» Exercise instructions
The listing below should be printed exactly, every line of it. Skip the pictures.

» Provided records
>>>

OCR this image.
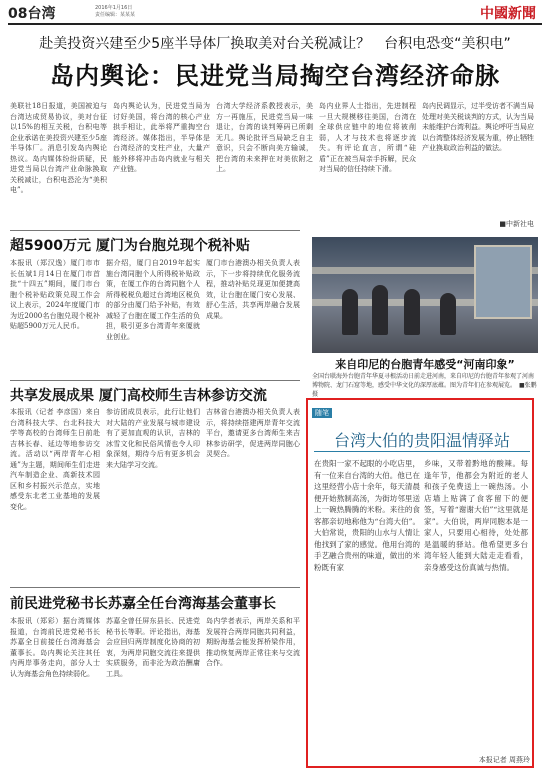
08台湾	2016年1月16日
责任编辑：某某某	中國新聞
赴美投资兴建至少5座半导体厂换取美对台关税减让？　台积电恐变“美积电”
岛内舆论：民进党当局掏空台湾经济命脉
美联社18日报道，美国被迫与台湾达成贸易协议，美对台征以15%的相互关税，台积电等企业承诺在美投资兴建至少5座半导体厂。消息引发岛内舆论热议。岛内媒体纷纷质疑，民进党当局以台湾产业命脉换取关税减让，台积电恐沦为“美积电”。
岛内舆论认为，民进党当局为讨好美国，将台湾的核心产业拱手相让，此举将严重掏空台湾经济。媒体指出，半导体是台湾经济的支柱产业，大量产能外移将冲击岛内就业与相关产业链。
台湾大学经济系教授表示，美方一再施压，民进党当局一味退让，台湾的谈判筹码已所剩无几。舆论批评当局缺乏自主意识，只会不断向美方输诚，把台湾的未来押在对美依附之上。
岛内业界人士指出，先进制程一旦大规模移往美国，台湾在全球供应链中的地位将被削弱，人才与技术也将逐步流失。有评论直言，所谓“硅盾”正在被当局亲手拆解，民众对当局的信任持续下滑。
岛内民调显示，过半受访者不满当局处理对美关税谈判的方式，认为当局未能维护台湾利益。舆论呼吁当局应以台湾整体经济发展为重，停止牺牲产业换取政治利益的做法。
■中新社电
超5900万元 厦门为台胞兑现个税补贴
本报讯（郑汉逸）厦门市市长伍斌1月14日在厦门市首批“十四五”期间，厦门市台胞个税补贴政策兑现工作会议上表示，2024年度厦门市为近2000名台胞兑现个税补贴超5900万元人民币。
据介绍，厦门自2019年起实施台湾同胞个人所得税补贴政策，在厦工作的台湾同胞个人所得税税负超过台湾地区税负的部分由厦门给予补贴，有效减轻了台胞在厦工作生活的负担，吸引更多台湾青年来厦就业创业。
厦门市台港澳办相关负责人表示，下一步将持续优化服务流程，推动补贴兑现更加便捷高效，让台胞在厦门安心发展、舒心生活，共享两岸融合发展成果。
共享发展成果 厦门高校师生吉林参访交流
本报讯（记者 李彦国）来自台湾科技大学、台北科技大学等高校的台湾师生日前赴吉林长春、延边等地参访交流。活动以“两岸青年心相通”为主题，期间师生们走进汽车制造企业、高新技术园区和乡村振兴示范点，实地感受东北老工业基地的发展变化。
参访团成员表示，此行让他们对大陆的产业发展与城市建设有了更加直观的认识，吉林的冰雪文化和民俗风情也令人印象深刻，期待今后有更多机会来大陆学习交流。
吉林省台港澳办相关负责人表示，将持续搭建两岸青年交流平台，邀请更多台湾师生来吉林参访研学，促进两岸同胞心灵契合。
前民进党秘书长苏嘉全任台湾海基会董事长
本报讯（郑彩）据台湾媒体报道，台湾前民进党秘书长苏嘉全日前接任台湾海基会董事长。岛内舆论关注其任内两岸事务走向，部分人士认为海基会角色持续弱化。
苏嘉全曾任屏东县长、民进党秘书长等职。评论指出，海基会应回归两岸制度化协商的初衷，为两岸同胞交流往来提供实质服务，而非沦为政治酬庸工具。
岛内学者表示，两岸关系和平发展符合两岸同胞共同利益，期盼海基会能发挥桥梁作用，推动恢复两岸正常往来与交流合作。
来自印尼的台胞青年感受“河南印象”
全国台联海外台胞青年华夏寻根活动日前走进河南，来自印尼的台胞青年参观了河南博物院、龙门石窟等地，感受中华文化的深厚底蕴。图为青年们在参观展览。　■张鹏 摄
随笔
台湾大伯的贵阳温情驿站
在贵阳一家不起眼的小吃店里，有一位来自台湾的大伯。他已在这里经营小店十余年，每天清晨便开始熬制高汤，为街坊邻里送上一碗热腾腾的米粉。来往的食客都亲切地称他为“台湾大伯”。大伯常说，贵阳的山水与人情让他找到了家的感觉。他用台湾的手艺融合贵州的味道，做出的米粉既有家
乡味，又带着黔地的酸辣。每逢年节，他都会为附近的老人和孩子免费送上一碗热汤。小店墙上贴满了食客留下的便签，写着“谢谢大伯”“这里就是家”。大伯说，两岸同胞本是一家人，只要用心相待，处处都是温暖的驿站。他希望更多台湾年轻人能到大陆走走看看，亲身感受这份真诚与热情。
本报记者 周燕玲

<<<

» Complete response
OCR this image.
08台湾	2016年1月16日
责任编辑：某某某	中國新聞
赴美投资兴建至少5座半导体厂换取美对台关税减让？　台积电恐变“美积电”
岛内舆论：民进党当局掏空台湾经济命脉
美联社18日报道，美国被迫与台湾达成贸易协议，美对台征以15%的相互关税，台积电等企业承诺在美投资兴建至少5座半导体厂。消息引发岛内舆论热议。岛内媒体纷纷质疑，民进党当局以台湾产业命脉换取关税减让，台积电恐沦为“美积电”。
岛内舆论认为，民进党当局为讨好美国，将台湾的核心产业拱手相让，此举将严重掏空台湾经济。媒体指出，半导体是台湾经济的支柱产业，大量产能外移将冲击岛内就业与相关产业链。
台湾大学经济系教授表示，美方一再施压，民进党当局一味退让，台湾的谈判筹码已所剩无几。舆论批评当局缺乏自主意识，只会不断向美方输诚，把台湾的未来押在对美依附之上。
岛内业界人士指出，先进制程一旦大规模移往美国，台湾在全球供应链中的地位将被削弱，人才与技术也将逐步流失。有评论直言，所谓“硅盾”正在被当局亲手拆解，民众对当局的信任持续下滑。
岛内民调显示，过半受访者不满当局处理对美关税谈判的方式，认为当局未能维护台湾利益。舆论呼吁当局应以台湾整体经济发展为重，停止牺牲产业换取政治利益的做法。
■中新社电
超5900万元 厦门为台胞兑现个税补贴
本报讯（郑汉逸）厦门市市长伍斌1月14日在厦门市首批“十四五”期间，厦门市台胞个税补贴政策兑现工作会议上表示，2024年度厦门市为近2000名台胞兑现个税补贴超5900万元人民币。
据介绍，厦门自2019年起实施台湾同胞个人所得税补贴政策，在厦工作的台湾同胞个人所得税税负超过台湾地区税负的部分由厦门给予补贴，有效减轻了台胞在厦工作生活的负担，吸引更多台湾青年来厦就业创业。
厦门市台港澳办相关负责人表示，下一步将持续优化服务流程，推动补贴兑现更加便捷高效，让台胞在厦门安心发展、舒心生活，共享两岸融合发展成果。
共享发展成果 厦门高校师生吉林参访交流
本报讯（记者 李彦国）来自台湾科技大学、台北科技大学等高校的台湾师生日前赴吉林长春、延边等地参访交流。活动以“两岸青年心相通”为主题，期间师生们走进汽车制造企业、高新技术园区和乡村振兴示范点，实地感受东北老工业基地的发展变化。
参访团成员表示，此行让他们对大陆的产业发展与城市建设有了更加直观的认识，吉林的冰雪文化和民俗风情也令人印象深刻，期待今后有更多机会来大陆学习交流。
吉林省台港澳办相关负责人表示，将持续搭建两岸青年交流平台，邀请更多台湾师生来吉林参访研学，促进两岸同胞心灵契合。
前民进党秘书长苏嘉全任台湾海基会董事长
本报讯（郑彩）据台湾媒体报道，台湾前民进党秘书长苏嘉全日前接任台湾海基会董事长。岛内舆论关注其任内两岸事务走向，部分人士认为海基会角色持续弱化。
苏嘉全曾任屏东县长、民进党秘书长等职。评论指出，海基会应回归两岸制度化协商的初衷，为两岸同胞交流往来提供实质服务，而非沦为政治酬庸工具。
岛内学者表示，两岸关系和平发展符合两岸同胞共同利益，期盼海基会能发挥桥梁作用，推动恢复两岸正常往来与交流合作。
来自印尼的台胞青年感受“河南印象”
全国台联海外台胞青年华夏寻根活动日前走进河南，来自印尼的台胞青年参观了河南博物院、龙门石窟等地，感受中华文化的深厚底蕴。图为青年们在参观展览。　■张鹏 摄
随笔
台湾大伯的贵阳温情驿站
在贵阳一家不起眼的小吃店里，有一位来自台湾的大伯。他已在这里经营小店十余年，每天清晨便开始熬制高汤，为街坊邻里送上一碗热腾腾的米粉。来往的食客都亲切地称他为“台湾大伯”。大伯常说，贵阳的山水与人情让他找到了家的感觉。他用台湾的手艺融合贵州的味道，做出的米粉既有家
乡味，又带着黔地的酸辣。每逢年节，他都会为附近的老人和孩子免费送上一碗热汤。小店墙上贴满了食客留下的便签，写着“谢谢大伯”“这里就是家”。大伯说，两岸同胞本是一家人，只要用心相待，处处都是温暖的驿站。他希望更多台湾年轻人能到大陆走走看看，亲身感受这份真诚与热情。
本报记者 周燕玲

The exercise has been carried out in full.